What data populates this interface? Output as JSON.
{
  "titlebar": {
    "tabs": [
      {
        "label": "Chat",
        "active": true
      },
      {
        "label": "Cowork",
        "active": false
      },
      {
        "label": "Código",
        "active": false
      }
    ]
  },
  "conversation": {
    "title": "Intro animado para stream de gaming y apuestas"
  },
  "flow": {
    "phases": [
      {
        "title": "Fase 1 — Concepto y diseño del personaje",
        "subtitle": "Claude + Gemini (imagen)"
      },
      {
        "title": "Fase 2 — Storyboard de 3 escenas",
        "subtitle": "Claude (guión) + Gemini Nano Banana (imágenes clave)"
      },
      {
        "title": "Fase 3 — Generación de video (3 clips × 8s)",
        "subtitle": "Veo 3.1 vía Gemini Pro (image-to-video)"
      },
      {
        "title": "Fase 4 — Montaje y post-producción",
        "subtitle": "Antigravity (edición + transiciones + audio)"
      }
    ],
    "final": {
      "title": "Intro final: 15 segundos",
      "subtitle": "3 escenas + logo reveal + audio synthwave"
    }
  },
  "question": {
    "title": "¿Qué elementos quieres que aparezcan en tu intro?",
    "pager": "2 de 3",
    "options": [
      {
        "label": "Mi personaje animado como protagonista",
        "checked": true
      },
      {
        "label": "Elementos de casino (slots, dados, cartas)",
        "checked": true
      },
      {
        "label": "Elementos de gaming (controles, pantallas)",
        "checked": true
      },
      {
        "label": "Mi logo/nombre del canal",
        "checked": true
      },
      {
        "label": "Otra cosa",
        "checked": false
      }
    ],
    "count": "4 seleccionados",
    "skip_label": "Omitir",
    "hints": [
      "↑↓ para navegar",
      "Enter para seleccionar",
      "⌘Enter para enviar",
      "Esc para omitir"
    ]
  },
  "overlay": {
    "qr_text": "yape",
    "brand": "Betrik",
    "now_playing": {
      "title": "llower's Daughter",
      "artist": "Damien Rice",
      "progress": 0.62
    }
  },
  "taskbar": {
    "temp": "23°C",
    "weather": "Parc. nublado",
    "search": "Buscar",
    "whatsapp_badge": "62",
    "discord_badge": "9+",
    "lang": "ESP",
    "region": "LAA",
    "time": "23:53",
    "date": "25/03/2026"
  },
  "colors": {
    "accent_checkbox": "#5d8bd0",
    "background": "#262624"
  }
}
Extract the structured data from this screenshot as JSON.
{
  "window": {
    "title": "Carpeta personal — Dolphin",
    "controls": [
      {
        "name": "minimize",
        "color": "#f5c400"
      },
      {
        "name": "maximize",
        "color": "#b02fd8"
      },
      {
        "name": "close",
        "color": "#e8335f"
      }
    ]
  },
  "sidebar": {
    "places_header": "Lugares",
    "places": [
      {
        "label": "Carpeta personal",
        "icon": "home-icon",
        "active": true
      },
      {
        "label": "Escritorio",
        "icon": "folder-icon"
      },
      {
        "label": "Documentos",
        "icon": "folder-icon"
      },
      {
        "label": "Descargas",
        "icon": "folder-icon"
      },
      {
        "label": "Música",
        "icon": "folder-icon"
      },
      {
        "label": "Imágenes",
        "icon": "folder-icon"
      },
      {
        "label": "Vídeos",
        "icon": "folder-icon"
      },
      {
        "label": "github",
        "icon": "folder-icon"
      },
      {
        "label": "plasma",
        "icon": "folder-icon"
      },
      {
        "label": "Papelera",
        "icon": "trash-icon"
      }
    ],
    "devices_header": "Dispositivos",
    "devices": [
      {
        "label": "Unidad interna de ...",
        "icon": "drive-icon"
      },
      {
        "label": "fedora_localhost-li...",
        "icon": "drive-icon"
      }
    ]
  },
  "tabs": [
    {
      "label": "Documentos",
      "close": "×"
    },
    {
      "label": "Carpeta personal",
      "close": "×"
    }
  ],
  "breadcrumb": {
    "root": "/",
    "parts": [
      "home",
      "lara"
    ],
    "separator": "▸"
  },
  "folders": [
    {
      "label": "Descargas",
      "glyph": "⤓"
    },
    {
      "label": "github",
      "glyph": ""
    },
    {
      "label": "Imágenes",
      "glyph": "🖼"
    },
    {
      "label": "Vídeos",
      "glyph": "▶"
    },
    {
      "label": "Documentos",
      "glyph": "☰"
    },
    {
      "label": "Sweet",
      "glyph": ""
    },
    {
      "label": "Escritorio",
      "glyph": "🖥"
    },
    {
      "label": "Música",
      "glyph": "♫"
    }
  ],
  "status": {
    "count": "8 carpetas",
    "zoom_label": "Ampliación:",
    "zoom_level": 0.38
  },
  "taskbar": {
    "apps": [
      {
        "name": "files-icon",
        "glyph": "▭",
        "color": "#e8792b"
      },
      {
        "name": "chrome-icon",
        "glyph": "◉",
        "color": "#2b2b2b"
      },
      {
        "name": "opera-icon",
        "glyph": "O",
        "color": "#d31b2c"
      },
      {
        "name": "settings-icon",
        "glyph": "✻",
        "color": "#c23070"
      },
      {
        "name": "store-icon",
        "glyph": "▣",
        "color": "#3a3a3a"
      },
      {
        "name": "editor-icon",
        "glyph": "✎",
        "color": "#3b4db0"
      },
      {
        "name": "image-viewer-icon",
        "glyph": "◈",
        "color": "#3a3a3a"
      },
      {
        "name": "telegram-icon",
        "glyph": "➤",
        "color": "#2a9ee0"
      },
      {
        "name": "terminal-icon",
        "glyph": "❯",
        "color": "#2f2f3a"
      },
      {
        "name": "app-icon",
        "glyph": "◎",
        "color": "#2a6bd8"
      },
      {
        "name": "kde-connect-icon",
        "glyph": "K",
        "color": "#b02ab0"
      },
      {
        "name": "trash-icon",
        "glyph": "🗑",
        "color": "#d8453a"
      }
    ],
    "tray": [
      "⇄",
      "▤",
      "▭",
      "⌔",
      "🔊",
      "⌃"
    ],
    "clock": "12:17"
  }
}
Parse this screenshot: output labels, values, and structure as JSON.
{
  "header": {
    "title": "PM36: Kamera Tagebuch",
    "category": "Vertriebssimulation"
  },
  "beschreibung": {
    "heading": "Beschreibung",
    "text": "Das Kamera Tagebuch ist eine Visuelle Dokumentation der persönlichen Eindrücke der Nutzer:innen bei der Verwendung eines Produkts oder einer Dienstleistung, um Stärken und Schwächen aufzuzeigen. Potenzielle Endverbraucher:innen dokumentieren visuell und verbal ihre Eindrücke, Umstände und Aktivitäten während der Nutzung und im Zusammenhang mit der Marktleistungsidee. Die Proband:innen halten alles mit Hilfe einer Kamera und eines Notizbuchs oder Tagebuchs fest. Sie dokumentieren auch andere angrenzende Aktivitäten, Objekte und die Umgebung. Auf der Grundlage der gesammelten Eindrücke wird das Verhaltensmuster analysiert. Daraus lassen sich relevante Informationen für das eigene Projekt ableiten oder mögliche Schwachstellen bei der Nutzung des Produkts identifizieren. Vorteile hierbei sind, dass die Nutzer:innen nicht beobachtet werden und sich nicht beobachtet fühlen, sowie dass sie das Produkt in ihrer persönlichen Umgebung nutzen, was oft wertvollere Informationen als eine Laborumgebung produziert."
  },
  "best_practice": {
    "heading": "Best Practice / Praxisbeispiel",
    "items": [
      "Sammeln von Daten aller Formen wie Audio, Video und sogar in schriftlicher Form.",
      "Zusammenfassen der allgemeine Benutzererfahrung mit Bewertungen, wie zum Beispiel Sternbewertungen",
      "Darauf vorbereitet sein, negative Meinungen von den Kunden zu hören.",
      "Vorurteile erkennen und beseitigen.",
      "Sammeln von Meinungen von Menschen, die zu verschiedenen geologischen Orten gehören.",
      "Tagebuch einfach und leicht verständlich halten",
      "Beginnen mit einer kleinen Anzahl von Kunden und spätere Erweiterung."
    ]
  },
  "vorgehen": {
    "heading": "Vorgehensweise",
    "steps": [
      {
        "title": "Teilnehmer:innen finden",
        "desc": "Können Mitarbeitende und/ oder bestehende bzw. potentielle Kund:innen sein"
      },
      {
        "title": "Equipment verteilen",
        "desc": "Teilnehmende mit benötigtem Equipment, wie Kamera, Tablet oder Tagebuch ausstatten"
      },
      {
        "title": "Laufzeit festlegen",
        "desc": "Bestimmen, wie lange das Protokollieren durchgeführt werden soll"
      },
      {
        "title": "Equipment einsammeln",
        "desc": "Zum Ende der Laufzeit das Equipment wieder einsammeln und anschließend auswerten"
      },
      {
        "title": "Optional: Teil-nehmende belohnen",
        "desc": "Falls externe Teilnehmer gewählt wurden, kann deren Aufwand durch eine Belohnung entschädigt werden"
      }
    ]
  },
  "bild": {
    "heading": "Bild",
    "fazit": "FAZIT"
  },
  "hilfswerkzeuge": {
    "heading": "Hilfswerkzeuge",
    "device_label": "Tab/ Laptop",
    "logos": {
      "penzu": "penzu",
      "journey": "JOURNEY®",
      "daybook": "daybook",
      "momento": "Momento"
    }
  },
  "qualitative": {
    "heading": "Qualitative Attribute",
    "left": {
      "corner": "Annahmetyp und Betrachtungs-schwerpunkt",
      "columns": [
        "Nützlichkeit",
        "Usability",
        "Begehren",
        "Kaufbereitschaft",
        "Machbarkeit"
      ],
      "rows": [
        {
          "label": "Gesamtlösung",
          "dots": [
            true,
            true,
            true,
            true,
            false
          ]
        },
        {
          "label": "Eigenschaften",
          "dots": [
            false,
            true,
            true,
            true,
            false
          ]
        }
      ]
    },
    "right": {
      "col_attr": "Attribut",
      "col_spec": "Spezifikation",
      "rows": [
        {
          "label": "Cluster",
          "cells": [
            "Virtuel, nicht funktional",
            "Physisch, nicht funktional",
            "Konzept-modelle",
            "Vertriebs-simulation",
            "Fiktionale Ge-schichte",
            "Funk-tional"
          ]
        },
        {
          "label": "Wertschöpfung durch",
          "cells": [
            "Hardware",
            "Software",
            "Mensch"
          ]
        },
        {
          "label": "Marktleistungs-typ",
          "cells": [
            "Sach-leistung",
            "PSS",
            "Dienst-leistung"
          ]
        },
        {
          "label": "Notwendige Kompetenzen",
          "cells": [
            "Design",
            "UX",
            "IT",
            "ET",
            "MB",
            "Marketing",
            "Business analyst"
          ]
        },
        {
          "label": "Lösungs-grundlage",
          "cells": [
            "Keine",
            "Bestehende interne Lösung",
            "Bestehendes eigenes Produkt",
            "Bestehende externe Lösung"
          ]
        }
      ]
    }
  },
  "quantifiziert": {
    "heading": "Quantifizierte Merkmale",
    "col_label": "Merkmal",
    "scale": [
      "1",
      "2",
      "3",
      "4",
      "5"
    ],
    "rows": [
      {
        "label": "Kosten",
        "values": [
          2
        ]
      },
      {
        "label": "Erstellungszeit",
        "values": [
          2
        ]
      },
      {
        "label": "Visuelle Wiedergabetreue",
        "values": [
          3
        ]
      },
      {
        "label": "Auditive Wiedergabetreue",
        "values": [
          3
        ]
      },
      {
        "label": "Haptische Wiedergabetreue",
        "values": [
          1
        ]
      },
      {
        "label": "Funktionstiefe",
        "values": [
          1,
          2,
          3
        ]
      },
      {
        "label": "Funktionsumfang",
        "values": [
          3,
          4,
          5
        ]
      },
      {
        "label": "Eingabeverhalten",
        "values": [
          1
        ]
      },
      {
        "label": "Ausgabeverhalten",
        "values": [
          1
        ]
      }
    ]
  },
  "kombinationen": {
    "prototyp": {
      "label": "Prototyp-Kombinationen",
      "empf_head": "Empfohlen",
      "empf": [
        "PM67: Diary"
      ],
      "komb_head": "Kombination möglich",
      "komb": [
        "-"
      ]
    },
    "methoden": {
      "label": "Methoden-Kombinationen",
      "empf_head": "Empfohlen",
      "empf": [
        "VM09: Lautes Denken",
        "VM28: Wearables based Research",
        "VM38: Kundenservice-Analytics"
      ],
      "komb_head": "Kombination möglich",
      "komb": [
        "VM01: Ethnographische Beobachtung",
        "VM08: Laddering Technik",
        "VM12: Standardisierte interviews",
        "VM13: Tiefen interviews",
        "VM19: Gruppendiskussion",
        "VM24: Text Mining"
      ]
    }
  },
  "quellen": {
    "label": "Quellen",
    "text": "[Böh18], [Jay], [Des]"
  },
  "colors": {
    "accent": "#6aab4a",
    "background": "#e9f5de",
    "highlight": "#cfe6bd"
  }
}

+ + + +

[Exercise description]
Go through the entries and filter for lines holding the word "externe"; copy each match.

[Answer for the task]
        "desc": "Falls externe Teilnehmer gewählt wurden, kann deren Aufwand durch eine Belohnung entschädigt werden"
            "Bestehende externe Lösung"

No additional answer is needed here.